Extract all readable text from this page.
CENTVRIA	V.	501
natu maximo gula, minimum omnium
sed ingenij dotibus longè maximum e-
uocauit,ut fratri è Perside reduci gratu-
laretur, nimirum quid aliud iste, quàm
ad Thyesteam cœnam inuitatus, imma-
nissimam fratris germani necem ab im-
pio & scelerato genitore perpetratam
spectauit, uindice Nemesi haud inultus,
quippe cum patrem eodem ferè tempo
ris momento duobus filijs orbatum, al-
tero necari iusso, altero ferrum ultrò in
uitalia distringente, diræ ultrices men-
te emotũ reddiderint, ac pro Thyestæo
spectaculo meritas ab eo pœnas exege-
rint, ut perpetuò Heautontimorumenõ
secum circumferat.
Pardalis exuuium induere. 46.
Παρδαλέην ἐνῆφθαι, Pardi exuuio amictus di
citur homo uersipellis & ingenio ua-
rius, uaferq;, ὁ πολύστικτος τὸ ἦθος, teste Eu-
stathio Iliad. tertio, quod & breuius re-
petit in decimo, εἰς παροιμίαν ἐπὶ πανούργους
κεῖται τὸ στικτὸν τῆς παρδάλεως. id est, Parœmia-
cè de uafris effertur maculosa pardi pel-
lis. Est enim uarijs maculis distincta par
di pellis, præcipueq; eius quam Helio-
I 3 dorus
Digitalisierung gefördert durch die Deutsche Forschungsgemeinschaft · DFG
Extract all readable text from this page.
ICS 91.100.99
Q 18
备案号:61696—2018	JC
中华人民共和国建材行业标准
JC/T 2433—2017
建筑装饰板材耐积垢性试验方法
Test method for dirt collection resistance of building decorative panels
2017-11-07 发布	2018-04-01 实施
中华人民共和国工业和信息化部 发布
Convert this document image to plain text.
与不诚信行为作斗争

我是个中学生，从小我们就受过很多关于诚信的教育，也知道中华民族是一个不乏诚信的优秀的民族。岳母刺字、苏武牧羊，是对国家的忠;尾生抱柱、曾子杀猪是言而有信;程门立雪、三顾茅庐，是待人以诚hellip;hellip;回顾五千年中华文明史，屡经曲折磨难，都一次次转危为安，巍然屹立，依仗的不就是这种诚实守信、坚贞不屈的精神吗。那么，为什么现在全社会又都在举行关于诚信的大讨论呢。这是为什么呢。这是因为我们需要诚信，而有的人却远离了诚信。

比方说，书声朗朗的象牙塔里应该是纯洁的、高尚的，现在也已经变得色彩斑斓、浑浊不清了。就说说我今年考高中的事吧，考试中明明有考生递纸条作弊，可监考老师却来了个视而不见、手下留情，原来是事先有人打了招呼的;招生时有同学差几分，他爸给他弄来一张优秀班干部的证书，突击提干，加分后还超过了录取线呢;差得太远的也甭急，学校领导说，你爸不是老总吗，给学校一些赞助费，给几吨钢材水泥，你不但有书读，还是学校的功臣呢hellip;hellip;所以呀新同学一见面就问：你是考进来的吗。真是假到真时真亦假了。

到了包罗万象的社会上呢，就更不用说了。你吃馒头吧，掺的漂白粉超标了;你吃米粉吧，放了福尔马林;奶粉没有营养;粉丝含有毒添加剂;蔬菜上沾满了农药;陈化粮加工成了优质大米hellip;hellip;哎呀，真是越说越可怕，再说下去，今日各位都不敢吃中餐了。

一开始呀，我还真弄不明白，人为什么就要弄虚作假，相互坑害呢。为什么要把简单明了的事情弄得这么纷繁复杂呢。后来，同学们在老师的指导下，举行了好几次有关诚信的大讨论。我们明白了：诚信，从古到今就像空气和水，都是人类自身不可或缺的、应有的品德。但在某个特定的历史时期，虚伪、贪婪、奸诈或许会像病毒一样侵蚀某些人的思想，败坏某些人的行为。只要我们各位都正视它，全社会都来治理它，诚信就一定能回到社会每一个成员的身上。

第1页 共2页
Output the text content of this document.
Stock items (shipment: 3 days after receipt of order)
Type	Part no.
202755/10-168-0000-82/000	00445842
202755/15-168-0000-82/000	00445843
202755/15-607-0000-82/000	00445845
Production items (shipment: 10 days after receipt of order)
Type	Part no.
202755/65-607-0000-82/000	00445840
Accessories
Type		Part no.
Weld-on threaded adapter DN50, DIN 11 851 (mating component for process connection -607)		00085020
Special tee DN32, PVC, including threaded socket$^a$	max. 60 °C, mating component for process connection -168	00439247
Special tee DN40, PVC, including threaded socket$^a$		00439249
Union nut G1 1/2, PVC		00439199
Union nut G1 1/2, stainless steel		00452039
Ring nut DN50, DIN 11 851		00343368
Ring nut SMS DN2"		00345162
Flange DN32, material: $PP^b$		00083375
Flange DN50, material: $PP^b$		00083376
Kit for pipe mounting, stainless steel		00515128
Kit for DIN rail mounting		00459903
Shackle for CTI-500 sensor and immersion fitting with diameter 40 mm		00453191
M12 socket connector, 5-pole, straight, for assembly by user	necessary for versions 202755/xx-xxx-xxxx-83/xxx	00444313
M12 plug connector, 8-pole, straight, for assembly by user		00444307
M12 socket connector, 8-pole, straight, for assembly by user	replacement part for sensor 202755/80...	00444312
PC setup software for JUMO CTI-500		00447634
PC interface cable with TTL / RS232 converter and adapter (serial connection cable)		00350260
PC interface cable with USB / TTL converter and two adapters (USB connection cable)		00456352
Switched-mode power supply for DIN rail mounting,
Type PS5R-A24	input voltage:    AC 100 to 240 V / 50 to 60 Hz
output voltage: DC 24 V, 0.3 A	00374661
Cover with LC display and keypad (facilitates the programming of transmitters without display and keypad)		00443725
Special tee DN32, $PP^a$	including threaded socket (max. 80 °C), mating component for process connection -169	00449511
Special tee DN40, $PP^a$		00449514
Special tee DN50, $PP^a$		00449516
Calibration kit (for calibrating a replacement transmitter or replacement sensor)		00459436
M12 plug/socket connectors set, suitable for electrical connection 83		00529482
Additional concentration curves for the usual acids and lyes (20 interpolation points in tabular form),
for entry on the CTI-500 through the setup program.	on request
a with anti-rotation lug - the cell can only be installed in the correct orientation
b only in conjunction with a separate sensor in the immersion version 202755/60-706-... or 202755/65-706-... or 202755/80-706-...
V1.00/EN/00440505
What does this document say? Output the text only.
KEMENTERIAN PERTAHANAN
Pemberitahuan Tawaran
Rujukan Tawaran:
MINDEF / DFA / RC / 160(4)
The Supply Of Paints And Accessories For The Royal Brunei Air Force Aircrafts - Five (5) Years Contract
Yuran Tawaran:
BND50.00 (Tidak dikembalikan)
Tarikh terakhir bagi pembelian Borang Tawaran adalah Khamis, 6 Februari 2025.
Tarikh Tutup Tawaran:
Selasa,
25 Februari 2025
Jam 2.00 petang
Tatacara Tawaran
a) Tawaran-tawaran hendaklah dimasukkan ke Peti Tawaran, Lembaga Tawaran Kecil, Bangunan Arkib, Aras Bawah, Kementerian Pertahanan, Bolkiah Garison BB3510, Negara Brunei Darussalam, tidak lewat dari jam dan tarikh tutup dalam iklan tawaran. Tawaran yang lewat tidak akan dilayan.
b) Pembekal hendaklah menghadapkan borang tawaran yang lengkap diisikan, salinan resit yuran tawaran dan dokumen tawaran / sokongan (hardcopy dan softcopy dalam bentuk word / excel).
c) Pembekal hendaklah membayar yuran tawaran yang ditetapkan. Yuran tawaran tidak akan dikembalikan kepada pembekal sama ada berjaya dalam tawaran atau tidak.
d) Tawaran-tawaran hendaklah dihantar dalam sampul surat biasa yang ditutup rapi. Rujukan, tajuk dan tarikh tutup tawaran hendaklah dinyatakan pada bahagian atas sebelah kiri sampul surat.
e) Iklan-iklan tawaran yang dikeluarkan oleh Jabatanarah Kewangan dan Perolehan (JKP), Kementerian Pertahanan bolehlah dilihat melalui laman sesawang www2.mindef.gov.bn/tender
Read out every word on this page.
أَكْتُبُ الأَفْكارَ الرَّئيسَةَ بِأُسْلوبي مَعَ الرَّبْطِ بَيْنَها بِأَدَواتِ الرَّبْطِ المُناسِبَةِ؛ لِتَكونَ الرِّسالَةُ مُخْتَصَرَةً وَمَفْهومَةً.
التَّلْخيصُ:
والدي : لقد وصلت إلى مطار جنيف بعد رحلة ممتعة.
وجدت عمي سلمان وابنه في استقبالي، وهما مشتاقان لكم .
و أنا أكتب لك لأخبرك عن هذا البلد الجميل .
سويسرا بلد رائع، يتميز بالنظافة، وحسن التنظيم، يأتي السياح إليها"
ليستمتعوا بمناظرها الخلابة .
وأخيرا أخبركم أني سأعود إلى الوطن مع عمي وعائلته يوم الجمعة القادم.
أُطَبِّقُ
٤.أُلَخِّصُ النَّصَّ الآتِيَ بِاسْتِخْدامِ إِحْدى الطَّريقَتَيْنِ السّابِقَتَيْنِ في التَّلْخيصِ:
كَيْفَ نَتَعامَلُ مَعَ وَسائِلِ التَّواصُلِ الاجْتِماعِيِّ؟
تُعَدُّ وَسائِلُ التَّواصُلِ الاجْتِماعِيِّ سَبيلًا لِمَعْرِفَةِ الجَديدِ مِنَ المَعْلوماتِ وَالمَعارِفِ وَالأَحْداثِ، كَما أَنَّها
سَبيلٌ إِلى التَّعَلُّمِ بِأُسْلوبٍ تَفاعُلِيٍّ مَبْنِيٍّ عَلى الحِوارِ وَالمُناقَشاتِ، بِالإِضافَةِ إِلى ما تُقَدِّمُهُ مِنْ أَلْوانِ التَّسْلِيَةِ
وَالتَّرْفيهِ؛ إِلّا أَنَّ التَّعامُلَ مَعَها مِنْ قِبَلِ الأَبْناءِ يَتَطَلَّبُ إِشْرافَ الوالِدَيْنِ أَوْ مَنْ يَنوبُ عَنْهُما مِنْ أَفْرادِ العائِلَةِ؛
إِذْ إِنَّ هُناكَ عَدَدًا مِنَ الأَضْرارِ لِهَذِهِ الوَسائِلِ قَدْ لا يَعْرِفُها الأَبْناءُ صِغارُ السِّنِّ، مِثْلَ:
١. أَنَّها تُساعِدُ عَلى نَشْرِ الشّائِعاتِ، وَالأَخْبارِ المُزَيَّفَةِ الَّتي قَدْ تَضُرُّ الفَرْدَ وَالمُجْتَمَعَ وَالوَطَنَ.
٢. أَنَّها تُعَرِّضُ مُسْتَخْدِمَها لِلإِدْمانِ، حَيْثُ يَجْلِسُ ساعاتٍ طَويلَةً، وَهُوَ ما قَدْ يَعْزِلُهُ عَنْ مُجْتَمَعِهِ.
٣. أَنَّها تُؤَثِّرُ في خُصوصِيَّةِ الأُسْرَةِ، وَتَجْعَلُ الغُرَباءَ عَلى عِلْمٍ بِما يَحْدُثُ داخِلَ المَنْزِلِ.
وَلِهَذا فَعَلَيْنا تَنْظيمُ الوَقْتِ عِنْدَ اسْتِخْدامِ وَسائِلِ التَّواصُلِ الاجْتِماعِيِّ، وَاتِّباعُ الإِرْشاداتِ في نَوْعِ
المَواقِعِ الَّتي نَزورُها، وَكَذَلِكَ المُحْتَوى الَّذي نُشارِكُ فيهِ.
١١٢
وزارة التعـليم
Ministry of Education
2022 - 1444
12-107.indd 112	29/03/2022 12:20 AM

Problem to solve
Locate the lines above that hold the word "Rujukan". Show every one of them.

Output of the task
Rujukan Tawaran:
d) Tawaran-tawaran hendaklah dihantar dalam sampul surat biasa yang ditutup rapi. Rujukan, tajuk dan tarikh tutup tawaran hendaklah dinyatakan pada bahagian atas sebelah kiri sampul surat.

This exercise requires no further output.